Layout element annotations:
+++
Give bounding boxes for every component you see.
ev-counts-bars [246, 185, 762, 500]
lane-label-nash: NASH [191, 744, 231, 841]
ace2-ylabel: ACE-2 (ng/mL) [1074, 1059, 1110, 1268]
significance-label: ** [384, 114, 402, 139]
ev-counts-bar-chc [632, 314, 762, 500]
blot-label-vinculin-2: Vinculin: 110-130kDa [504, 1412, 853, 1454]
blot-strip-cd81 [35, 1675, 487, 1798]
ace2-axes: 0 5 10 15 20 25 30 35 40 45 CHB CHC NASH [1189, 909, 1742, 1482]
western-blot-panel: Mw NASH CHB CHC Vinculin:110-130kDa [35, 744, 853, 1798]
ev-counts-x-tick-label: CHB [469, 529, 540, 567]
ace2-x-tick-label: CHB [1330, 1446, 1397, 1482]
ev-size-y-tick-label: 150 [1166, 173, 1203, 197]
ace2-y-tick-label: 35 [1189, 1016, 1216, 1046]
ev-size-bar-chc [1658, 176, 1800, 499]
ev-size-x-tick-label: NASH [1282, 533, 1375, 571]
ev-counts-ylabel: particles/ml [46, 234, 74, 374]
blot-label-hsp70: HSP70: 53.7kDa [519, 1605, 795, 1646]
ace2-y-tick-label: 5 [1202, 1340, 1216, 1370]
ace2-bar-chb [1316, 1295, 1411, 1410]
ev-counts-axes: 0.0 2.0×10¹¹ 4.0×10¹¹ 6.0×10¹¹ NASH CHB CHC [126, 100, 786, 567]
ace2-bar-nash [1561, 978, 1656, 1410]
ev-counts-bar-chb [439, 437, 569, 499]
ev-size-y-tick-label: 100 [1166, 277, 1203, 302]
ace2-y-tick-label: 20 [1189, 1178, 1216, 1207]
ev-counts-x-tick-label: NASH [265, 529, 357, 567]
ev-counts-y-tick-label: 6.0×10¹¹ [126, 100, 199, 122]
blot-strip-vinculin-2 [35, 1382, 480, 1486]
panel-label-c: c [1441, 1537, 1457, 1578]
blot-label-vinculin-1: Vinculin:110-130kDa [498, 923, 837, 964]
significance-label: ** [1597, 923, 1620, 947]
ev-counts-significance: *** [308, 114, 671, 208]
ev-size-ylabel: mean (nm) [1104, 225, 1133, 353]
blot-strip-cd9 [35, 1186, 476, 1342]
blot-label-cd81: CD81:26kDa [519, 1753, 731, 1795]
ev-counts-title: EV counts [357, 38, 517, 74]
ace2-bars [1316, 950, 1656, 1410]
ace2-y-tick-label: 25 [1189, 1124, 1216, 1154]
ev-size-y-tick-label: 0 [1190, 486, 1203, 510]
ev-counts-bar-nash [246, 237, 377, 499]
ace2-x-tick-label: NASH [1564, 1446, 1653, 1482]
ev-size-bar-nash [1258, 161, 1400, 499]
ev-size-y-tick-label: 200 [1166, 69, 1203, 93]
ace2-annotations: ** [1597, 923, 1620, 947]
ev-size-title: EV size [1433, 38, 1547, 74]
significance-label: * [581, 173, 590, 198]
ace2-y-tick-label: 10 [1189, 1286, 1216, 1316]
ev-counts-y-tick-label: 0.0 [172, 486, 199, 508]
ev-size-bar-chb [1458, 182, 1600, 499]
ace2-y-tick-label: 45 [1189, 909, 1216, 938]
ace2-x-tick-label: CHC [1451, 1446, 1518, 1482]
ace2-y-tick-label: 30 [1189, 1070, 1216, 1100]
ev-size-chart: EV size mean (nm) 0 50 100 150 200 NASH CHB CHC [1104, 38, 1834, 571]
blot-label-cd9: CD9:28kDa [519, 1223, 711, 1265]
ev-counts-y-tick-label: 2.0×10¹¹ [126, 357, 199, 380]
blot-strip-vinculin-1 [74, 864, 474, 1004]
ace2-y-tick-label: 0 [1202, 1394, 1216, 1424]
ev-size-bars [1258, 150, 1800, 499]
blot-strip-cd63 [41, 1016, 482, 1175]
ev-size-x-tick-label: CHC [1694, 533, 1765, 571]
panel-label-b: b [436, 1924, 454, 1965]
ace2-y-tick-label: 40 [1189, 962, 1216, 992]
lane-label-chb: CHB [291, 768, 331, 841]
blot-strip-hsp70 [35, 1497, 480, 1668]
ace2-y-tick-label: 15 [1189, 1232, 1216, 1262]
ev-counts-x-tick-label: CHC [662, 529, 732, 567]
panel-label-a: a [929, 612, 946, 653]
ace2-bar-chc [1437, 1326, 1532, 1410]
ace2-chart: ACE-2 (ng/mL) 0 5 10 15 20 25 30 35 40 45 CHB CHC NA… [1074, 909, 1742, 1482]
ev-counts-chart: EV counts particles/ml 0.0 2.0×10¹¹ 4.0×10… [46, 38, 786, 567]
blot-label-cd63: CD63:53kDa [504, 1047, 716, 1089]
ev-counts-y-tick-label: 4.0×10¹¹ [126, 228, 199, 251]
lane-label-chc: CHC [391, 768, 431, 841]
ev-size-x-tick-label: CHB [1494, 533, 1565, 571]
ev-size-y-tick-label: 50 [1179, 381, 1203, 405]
+++
Reproduce the entire listing above line for line, without changing anything.

Answer:
Give bounding boxes for every component you see.
ev-counts-bars [246, 185, 762, 500]
lane-label-nash: NASH [191, 744, 231, 841]
ace2-ylabel: ACE-2 (ng/mL) [1074, 1059, 1110, 1268]
significance-label: ** [384, 114, 402, 139]
ev-counts-bar-chc [632, 314, 762, 500]
blot-label-vinculin-2: Vinculin: 110-130kDa [504, 1412, 853, 1454]
blot-strip-cd81 [35, 1675, 487, 1798]
ace2-axes: 0 5 10 15 20 25 30 35 40 45 CHB CHC NASH [1189, 909, 1742, 1482]
western-blot-panel: Mw NASH CHB CHC Vinculin:110-130kDa [35, 744, 853, 1798]
ev-counts-x-tick-label: CHB [469, 529, 540, 567]
ace2-x-tick-label: CHB [1330, 1446, 1397, 1482]
ev-size-y-tick-label: 150 [1166, 173, 1203, 197]
ace2-y-tick-label: 35 [1189, 1016, 1216, 1046]
ev-size-bar-chc [1658, 176, 1800, 499]
ev-size-x-tick-label: NASH [1282, 533, 1375, 571]
ev-counts-ylabel: particles/ml [46, 234, 74, 374]
blot-label-hsp70: HSP70: 53.7kDa [519, 1605, 795, 1646]
ace2-y-tick-label: 5 [1202, 1340, 1216, 1370]
ace2-bar-chb [1316, 1295, 1411, 1410]
ev-counts-axes: 0.0 2.0×10¹¹ 4.0×10¹¹ 6.0×10¹¹ NASH CHB CHC [126, 100, 786, 567]
ace2-bar-nash [1561, 978, 1656, 1410]
ev-counts-bar-chb [439, 437, 569, 499]
ev-size-y-tick-label: 100 [1166, 277, 1203, 302]
ace2-y-tick-label: 20 [1189, 1178, 1216, 1207]
ev-counts-x-tick-label: NASH [265, 529, 357, 567]
ev-counts-y-tick-label: 6.0×10¹¹ [126, 100, 199, 122]
blot-strip-vinculin-2 [35, 1382, 480, 1486]
panel-label-c: c [1441, 1537, 1457, 1578]
blot-label-vinculin-1: Vinculin:110-130kDa [498, 923, 837, 964]
significance-label: ** [1597, 923, 1620, 947]
ev-counts-significance: *** [308, 114, 671, 208]
ev-size-ylabel: mean (nm) [1104, 225, 1133, 353]
blot-strip-cd9 [35, 1186, 476, 1342]
blot-label-cd81: CD81:26kDa [519, 1753, 731, 1795]
ev-counts-title: EV counts [357, 38, 517, 74]
ace2-bars [1316, 950, 1656, 1410]
ace2-y-tick-label: 25 [1189, 1124, 1216, 1154]
ev-size-y-tick-label: 0 [1190, 486, 1203, 510]
ev-counts-bar-nash [246, 237, 377, 499]
ace2-x-tick-label: NASH [1564, 1446, 1653, 1482]
ev-size-bar-nash [1258, 161, 1400, 499]
ev-size-y-tick-label: 200 [1166, 69, 1203, 93]
ace2-annotations: ** [1597, 923, 1620, 947]
ev-size-title: EV size [1433, 38, 1547, 74]
significance-label: * [581, 173, 590, 198]
ace2-y-tick-label: 10 [1189, 1286, 1216, 1316]
ev-counts-y-tick-label: 0.0 [172, 486, 199, 508]
ev-size-bar-chb [1458, 182, 1600, 499]
ace2-y-tick-label: 45 [1189, 909, 1216, 938]
ace2-x-tick-label: CHC [1451, 1446, 1518, 1482]
ace2-y-tick-label: 30 [1189, 1070, 1216, 1100]
ev-size-chart: EV size mean (nm) 0 50 100 150 200 NASH CHB CHC [1104, 38, 1834, 571]
blot-label-cd9: CD9:28kDa [519, 1223, 711, 1265]
ev-counts-y-tick-label: 2.0×10¹¹ [126, 357, 199, 380]
blot-strip-vinculin-1 [74, 864, 474, 1004]
ace2-y-tick-label: 0 [1202, 1394, 1216, 1424]
ev-size-bars [1258, 150, 1800, 499]
blot-strip-cd63 [41, 1016, 482, 1175]
ev-size-x-tick-label: CHC [1694, 533, 1765, 571]
panel-label-b: b [436, 1924, 454, 1965]
ace2-y-tick-label: 40 [1189, 962, 1216, 992]
lane-label-chb: CHB [291, 768, 331, 841]
blot-strip-hsp70 [35, 1497, 480, 1668]
ace2-y-tick-label: 15 [1189, 1232, 1216, 1262]
ev-counts-x-tick-label: CHC [662, 529, 732, 567]
panel-label-a: a [929, 612, 946, 653]
ace2-bar-chc [1437, 1326, 1532, 1410]
ace2-chart: ACE-2 (ng/mL) 0 5 10 15 20 25 30 35 40 45 CHB CHC NA… [1074, 909, 1742, 1482]
ev-counts-chart: EV counts particles/ml 0.0 2.0×10¹¹ 4.0×10… [46, 38, 786, 567]
blot-label-cd63: CD63:53kDa [504, 1047, 716, 1089]
ev-counts-y-tick-label: 4.0×10¹¹ [126, 228, 199, 251]
lane-label-chc: CHC [391, 768, 431, 841]
ev-size-x-tick-label: CHB [1494, 533, 1565, 571]
ev-size-y-tick-label: 50 [1179, 381, 1203, 405]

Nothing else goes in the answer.